Wer in München unterwegs ist, kommt um die U-Bahn kaum herum. Die Stadt durchzieht ein unterirdisches Streckennetz, das Einheimische wie Besucher:innen zuverlässig ans Ziel bringt. Einige der unterirdischen Stationen sind schon so alt, dass sie auf besondere Geschichten zurückblicken. Am Marienplatz floss beispielsweise mal ein Fluss, die Station Westfriedhof war nur ein glücklicher Zufall. Eine besonders dunkle Vergangenheit hat der U-Bahnhof Goetheplatz.
Er wurde – wenig überraschend – nach dem weltbekannten deutschen Dichter Johann Wolfgang von Goethe benannt. Aber Goethe war nicht die einzige bekannte Person, die eine wesentliche Rolle bei diesem U-Bahnhof spielte. Tatsächlich ist ein Teil genau dieses U-Bahntunnels mit niemand anderem als Adolf Hitler verbunden. Der Goetheplatz hat eine historische Bedeutung, von der nur die wenigsten wissen.
Von wegen U-Bahn: Hier lag ein Luftschutzkeller unter München

Der Bahnhof wurde am 19. Oktober 1971 eröffnet. Aber die Planungen und ersten Bauarbeiten zum Goetheplatz starteten bereits 1938 – unter der dem Nationalsozialisten Adolf Hitler. Der Bau eines 580 Meter langen Tunnelabschnitts unter der Lindwurmstraße – der auch den Bereich des heutigen Goetheplatzes umfasst – wurde vor dem Krieg begonnen. Das NS-Regime wollte die „Hauptstadt der Bewegung“ aufrüsten.
Besonders weit kamen es damit allerdings nicht. Im Juli 1941 wurden die Bauarbeiten aufgrund des Zweiten Weltkriegs eingestellt – nach 590 Metern war Schluss mit dem Tunnel. Männer und Materialien wurden dringender für den Krieg gebraucht. Was bereits fertig war, erhielt einen neuen Zweck: Denn dieser Rohbau diente während des Zweiten Weltkriegs als Luftschutzkeller,
Erst in der Nachkriegszeit wurde er in seiner eigentlichen Funktion wiederverwendet und rück-funktioniert zum U-Bahn-Tunnel. Ab 1971 entstand hier die moderne U-Bahnstrecke, wie wir sie heute kennen. Hier lag der südliche Endpunkt der allerersten Münchner U-Bahnstrecke (U3/U6)! Sie behielt diesen Status bis zur Verlängerung der Strecke zur Implerstraße im Jahr 1975.
########################################
**Zu erledigende Aufgaben:**
• 1. Welche Jahreszahlen kommen im Text über den U-Bahnhof Goetheplatz vor? Nennen Sie alle.
• 2. Wozu diente der Rohbau des Tunnels laut dem Text über den U-Bahnhof Goetheplatz während des Zweiten Weltkriegs?
########################################
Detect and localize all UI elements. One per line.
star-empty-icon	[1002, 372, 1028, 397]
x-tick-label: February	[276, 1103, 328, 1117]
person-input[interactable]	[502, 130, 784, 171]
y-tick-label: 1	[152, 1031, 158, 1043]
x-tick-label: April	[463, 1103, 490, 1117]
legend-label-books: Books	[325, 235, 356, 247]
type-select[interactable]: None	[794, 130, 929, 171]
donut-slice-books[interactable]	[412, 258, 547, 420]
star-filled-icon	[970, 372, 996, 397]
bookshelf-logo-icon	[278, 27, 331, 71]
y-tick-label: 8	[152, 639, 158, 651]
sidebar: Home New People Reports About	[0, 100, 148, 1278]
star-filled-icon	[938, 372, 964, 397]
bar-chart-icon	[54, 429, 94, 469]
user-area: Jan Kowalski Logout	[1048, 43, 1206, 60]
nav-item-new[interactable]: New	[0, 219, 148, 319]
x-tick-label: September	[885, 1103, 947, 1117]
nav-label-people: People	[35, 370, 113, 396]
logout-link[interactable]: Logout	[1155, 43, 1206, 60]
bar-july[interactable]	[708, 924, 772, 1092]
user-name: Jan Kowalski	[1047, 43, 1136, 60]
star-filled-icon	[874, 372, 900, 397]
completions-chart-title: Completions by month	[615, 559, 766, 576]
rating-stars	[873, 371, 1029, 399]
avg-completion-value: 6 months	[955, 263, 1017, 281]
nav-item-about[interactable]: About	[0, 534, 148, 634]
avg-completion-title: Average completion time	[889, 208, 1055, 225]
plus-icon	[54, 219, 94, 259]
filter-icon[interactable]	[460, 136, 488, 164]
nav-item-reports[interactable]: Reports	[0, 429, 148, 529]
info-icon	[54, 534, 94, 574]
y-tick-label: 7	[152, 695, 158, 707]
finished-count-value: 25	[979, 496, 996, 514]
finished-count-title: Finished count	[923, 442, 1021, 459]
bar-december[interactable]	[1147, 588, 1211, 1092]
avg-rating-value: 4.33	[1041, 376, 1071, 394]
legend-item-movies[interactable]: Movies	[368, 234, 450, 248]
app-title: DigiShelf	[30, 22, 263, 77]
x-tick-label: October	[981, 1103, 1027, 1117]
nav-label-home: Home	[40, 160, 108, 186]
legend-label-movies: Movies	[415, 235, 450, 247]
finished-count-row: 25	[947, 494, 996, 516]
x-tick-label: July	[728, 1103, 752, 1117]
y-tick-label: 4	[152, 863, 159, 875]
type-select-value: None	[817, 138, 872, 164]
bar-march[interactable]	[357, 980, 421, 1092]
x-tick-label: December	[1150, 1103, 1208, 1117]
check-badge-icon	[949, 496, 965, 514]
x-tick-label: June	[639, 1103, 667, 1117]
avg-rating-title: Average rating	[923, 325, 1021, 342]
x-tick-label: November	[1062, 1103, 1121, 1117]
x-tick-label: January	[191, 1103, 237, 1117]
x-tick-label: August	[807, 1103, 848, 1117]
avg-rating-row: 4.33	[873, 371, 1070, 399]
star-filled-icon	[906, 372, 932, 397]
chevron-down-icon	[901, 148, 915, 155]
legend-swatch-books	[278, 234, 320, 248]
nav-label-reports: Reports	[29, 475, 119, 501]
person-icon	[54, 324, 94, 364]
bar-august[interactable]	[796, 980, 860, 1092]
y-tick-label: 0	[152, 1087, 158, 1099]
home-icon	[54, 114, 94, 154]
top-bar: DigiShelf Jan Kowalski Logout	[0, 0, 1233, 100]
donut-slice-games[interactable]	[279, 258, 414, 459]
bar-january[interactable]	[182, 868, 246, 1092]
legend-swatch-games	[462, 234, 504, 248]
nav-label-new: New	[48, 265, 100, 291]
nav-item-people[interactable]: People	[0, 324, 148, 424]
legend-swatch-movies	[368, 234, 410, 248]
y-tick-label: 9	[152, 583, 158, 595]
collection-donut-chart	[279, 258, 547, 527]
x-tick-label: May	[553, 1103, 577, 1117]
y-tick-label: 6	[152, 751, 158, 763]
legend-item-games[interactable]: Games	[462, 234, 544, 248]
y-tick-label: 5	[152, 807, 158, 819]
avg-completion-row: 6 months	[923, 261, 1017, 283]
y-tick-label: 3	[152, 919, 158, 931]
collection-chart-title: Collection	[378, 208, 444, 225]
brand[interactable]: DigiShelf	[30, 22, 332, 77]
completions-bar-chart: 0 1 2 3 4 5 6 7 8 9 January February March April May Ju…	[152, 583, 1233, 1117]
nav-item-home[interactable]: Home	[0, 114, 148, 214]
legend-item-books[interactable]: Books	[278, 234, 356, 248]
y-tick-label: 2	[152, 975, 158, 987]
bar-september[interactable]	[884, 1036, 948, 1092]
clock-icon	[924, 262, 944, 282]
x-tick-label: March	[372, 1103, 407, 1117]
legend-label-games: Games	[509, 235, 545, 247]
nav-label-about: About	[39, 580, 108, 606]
########################################
**Ihre Antworten:**
• 1. 1938, 1941, 1971, 1975

• 2. Als Luftschutzkeller.